Find the string "type" in the material. Copy every line that has it.
(Beginning of Data shown)
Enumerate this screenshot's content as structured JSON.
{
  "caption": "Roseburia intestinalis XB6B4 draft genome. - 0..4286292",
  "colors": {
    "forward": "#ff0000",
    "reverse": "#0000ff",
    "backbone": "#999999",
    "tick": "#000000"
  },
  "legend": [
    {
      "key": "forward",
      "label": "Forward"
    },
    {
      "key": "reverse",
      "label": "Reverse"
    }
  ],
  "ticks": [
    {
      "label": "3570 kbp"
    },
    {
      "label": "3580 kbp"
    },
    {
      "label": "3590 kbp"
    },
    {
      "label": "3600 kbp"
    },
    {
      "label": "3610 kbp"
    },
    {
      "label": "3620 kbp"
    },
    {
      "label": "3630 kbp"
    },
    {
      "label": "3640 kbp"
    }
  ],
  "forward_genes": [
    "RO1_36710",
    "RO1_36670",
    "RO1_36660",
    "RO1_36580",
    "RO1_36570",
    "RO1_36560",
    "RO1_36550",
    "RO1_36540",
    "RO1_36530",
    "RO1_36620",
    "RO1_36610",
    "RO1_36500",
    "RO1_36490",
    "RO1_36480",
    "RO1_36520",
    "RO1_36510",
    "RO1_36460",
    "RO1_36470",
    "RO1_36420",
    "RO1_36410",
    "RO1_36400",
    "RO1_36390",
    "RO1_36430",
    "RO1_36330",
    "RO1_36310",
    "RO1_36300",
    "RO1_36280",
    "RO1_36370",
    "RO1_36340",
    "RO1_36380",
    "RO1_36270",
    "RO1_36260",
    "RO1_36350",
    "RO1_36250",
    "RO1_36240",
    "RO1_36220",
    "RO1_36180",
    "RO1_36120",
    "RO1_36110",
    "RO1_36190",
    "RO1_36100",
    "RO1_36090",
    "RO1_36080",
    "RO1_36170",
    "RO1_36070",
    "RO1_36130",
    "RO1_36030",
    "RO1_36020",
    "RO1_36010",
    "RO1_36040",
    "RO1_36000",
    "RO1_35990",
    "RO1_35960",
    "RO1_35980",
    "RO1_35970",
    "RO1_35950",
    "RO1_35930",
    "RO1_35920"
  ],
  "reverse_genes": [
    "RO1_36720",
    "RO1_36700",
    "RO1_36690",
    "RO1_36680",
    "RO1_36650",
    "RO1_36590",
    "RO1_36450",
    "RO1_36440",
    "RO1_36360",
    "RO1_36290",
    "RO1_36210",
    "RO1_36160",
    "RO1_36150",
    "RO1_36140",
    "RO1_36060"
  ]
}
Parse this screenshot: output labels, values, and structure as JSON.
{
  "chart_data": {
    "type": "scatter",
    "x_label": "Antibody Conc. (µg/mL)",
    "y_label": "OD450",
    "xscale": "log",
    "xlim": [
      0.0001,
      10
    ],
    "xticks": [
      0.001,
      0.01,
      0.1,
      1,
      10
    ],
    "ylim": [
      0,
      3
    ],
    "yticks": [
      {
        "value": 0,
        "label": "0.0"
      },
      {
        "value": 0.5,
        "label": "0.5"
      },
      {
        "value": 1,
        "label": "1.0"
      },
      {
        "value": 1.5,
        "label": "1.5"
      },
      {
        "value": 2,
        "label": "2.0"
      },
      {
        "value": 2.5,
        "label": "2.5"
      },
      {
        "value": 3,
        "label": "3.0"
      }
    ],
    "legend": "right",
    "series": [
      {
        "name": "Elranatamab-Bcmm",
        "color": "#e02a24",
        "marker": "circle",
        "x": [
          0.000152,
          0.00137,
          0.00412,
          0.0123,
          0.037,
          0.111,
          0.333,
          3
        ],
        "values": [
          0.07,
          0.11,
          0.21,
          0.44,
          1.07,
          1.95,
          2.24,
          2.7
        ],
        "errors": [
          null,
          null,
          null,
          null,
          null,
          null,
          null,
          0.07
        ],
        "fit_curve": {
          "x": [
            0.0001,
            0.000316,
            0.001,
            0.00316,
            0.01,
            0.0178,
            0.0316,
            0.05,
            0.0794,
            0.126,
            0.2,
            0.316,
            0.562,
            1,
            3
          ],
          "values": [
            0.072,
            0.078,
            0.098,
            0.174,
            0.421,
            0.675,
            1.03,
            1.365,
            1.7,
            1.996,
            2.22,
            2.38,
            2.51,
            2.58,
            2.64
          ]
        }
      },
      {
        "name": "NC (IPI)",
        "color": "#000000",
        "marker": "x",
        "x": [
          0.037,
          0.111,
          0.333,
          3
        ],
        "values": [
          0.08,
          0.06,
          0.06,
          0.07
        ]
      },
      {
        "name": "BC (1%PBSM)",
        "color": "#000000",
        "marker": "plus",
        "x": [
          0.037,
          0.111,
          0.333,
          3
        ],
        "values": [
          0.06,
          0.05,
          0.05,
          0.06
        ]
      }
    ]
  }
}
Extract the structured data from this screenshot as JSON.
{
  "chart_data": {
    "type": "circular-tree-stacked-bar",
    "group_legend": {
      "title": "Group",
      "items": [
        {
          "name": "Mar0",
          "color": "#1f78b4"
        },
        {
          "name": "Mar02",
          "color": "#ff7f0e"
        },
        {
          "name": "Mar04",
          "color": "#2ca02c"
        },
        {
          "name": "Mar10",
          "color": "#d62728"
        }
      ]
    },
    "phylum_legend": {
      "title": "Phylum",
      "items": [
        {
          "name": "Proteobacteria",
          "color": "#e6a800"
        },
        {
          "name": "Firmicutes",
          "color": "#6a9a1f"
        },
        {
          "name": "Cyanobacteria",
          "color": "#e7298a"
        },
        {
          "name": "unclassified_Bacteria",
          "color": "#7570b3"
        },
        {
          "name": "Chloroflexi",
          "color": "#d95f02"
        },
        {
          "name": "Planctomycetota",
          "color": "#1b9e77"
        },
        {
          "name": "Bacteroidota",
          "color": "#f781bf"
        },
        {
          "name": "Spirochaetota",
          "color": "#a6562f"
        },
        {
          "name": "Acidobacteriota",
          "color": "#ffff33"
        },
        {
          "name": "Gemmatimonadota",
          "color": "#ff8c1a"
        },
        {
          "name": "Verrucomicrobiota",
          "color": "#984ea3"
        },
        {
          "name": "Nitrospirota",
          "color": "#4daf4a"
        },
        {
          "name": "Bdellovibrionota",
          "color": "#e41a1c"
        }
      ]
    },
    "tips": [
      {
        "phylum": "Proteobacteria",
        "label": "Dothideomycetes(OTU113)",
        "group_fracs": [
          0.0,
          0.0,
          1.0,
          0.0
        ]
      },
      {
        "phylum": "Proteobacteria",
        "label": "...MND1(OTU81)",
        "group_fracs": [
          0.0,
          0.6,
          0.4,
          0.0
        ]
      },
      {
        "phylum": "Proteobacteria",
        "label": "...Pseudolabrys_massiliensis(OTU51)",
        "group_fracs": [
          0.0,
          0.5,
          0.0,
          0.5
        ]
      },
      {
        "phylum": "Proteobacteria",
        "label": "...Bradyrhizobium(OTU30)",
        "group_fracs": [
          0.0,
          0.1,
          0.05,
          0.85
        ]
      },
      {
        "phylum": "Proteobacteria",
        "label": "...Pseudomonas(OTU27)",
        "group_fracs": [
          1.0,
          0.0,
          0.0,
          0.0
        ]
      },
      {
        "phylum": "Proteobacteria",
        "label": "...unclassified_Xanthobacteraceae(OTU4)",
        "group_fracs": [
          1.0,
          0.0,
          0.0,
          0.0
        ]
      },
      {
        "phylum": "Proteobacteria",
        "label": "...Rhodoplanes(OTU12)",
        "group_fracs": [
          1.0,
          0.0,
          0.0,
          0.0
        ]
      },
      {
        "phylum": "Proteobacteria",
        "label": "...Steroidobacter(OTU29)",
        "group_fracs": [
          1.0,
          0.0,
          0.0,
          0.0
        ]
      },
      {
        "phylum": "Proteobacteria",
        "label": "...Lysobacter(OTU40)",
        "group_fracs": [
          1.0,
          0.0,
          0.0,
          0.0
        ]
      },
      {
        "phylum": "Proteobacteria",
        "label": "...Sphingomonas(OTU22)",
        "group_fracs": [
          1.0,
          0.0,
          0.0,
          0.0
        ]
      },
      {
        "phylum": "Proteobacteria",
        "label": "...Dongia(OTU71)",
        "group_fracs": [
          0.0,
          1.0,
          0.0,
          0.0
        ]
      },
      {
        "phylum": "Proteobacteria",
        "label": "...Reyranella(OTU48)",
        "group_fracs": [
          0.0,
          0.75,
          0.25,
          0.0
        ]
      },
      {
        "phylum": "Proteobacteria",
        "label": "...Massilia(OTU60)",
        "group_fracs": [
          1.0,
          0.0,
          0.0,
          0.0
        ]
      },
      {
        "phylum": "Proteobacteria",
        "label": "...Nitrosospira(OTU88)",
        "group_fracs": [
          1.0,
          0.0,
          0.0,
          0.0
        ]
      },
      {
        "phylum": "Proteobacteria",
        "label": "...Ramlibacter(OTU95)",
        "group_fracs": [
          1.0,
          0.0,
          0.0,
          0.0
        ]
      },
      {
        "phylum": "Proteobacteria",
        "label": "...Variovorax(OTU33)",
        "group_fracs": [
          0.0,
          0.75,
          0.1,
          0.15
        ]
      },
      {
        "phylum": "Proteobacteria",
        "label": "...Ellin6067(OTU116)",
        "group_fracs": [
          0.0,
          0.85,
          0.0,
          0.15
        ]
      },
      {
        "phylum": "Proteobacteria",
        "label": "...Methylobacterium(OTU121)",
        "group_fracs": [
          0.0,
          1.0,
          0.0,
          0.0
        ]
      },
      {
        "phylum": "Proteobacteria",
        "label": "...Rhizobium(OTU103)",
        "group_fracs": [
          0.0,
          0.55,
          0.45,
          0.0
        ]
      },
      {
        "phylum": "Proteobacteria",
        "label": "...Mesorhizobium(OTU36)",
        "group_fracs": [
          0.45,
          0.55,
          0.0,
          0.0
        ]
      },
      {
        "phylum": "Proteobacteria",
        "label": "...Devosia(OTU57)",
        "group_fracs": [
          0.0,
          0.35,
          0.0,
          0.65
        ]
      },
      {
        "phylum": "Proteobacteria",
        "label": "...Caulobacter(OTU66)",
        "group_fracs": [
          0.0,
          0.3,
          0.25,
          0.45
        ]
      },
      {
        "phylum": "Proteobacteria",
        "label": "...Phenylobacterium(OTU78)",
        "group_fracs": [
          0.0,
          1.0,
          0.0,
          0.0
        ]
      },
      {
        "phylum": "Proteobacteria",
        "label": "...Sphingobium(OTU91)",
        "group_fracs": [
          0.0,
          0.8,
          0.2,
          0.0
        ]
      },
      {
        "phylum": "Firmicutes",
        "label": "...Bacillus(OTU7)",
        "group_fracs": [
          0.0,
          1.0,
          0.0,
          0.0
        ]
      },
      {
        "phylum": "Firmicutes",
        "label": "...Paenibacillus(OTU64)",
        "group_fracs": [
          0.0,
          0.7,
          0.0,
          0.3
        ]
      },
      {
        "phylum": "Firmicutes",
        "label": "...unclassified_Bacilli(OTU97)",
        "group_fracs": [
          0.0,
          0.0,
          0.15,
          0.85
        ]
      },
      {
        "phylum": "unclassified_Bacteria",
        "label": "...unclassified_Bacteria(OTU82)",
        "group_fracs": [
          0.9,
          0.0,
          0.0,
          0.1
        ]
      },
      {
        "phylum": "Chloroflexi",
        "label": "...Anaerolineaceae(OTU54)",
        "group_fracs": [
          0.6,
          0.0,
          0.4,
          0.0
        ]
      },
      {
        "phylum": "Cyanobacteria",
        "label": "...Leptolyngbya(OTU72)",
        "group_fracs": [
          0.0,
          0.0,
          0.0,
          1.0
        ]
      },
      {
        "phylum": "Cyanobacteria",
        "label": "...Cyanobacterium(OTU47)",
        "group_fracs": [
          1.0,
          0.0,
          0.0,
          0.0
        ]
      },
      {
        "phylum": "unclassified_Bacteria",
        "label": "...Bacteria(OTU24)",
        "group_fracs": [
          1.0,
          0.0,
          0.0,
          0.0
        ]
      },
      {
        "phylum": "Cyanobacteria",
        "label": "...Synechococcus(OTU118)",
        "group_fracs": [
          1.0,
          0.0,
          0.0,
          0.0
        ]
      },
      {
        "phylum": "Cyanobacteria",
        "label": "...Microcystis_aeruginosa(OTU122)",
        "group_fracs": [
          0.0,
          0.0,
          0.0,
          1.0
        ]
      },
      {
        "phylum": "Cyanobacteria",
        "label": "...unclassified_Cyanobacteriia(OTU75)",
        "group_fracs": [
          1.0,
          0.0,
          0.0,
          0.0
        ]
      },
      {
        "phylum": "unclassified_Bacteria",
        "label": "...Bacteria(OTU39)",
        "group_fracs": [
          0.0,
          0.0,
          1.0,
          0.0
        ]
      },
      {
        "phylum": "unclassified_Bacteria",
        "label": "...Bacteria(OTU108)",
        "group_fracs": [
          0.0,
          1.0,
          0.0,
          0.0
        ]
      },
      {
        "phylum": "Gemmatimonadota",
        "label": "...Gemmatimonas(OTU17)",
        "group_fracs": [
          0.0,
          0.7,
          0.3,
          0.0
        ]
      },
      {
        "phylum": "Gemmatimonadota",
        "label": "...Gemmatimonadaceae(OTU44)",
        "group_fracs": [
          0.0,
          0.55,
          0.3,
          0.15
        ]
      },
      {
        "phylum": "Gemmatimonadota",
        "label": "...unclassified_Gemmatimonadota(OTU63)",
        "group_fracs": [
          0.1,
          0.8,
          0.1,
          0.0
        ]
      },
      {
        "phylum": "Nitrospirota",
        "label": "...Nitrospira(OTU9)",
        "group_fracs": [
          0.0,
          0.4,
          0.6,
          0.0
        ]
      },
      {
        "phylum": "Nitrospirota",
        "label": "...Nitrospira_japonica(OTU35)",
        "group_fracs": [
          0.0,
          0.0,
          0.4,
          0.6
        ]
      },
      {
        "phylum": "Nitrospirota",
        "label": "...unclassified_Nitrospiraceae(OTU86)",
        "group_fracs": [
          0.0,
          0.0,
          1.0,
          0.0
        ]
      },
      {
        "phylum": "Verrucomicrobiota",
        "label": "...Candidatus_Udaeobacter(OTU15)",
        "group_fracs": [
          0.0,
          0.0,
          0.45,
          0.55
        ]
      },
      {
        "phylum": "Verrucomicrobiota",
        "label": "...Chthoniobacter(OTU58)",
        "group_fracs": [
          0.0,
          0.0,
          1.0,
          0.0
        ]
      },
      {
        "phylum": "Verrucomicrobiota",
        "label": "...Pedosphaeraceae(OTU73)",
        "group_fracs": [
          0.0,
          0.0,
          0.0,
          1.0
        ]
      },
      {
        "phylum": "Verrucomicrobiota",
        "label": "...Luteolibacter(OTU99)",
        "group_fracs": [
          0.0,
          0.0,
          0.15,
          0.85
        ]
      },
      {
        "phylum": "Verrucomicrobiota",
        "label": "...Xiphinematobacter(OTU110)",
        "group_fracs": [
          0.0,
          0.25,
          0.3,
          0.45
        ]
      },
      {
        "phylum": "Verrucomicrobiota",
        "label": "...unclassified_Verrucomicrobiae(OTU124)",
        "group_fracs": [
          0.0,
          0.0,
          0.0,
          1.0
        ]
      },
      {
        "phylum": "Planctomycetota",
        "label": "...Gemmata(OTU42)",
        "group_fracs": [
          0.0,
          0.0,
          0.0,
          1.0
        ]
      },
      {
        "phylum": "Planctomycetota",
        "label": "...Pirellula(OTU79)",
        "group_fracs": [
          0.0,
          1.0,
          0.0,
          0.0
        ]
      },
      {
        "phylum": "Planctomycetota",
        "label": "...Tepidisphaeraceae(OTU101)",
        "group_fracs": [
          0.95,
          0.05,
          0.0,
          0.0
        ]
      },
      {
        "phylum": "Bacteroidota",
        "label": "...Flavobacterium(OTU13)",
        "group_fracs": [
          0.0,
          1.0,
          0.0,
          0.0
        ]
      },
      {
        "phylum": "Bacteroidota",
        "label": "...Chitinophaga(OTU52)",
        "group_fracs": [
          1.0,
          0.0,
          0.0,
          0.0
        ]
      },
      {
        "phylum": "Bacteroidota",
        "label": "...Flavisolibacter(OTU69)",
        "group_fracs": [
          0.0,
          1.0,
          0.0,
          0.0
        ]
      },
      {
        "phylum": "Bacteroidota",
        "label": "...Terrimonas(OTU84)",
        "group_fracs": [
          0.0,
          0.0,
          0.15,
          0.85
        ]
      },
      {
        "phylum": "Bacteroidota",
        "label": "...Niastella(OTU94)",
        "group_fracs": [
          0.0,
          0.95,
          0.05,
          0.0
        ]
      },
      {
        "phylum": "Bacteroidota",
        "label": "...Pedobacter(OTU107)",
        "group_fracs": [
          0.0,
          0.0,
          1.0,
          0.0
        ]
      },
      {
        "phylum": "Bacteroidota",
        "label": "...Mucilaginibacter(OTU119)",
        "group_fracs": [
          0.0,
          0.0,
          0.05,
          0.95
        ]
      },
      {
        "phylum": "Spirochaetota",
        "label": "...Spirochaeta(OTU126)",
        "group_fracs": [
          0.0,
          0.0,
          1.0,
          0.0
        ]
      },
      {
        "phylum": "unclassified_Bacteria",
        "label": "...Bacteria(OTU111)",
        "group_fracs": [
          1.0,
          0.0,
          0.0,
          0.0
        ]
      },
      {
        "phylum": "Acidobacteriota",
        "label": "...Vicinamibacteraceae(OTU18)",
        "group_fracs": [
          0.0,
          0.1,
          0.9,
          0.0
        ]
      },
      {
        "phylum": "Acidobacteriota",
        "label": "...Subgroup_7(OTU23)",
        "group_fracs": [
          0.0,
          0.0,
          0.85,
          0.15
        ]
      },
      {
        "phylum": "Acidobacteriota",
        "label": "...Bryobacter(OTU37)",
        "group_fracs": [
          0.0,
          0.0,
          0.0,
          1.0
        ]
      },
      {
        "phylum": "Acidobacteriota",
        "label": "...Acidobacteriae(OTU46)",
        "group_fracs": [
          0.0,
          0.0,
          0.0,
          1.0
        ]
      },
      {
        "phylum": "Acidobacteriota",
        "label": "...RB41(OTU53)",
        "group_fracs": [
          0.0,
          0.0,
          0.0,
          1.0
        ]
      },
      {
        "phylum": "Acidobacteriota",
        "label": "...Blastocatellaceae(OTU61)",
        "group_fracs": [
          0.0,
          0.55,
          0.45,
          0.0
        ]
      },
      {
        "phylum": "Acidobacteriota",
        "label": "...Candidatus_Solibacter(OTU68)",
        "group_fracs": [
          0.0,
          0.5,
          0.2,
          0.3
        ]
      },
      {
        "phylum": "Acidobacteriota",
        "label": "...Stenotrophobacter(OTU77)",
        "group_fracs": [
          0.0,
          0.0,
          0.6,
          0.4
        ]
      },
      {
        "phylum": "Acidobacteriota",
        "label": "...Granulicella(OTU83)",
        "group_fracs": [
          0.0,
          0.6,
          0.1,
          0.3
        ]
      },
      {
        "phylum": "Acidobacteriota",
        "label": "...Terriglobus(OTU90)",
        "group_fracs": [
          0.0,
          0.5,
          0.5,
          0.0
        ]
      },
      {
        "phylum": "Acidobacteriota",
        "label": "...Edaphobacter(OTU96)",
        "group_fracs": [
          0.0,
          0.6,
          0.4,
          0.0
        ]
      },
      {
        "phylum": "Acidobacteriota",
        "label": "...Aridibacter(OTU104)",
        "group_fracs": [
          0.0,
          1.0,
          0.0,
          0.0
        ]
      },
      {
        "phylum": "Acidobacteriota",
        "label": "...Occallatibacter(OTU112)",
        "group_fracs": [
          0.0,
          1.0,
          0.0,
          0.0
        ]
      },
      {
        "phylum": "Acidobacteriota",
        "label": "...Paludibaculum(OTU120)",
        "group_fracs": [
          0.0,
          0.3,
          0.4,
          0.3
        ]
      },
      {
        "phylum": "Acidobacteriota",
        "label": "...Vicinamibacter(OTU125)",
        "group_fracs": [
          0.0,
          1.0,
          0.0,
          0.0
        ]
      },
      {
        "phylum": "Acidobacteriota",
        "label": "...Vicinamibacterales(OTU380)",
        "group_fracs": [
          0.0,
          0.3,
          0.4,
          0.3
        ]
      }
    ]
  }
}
(End of Data shown)
§ Output of the exercise:
    "type": "scatter",
    "type": "circular-tree-stacked-bar",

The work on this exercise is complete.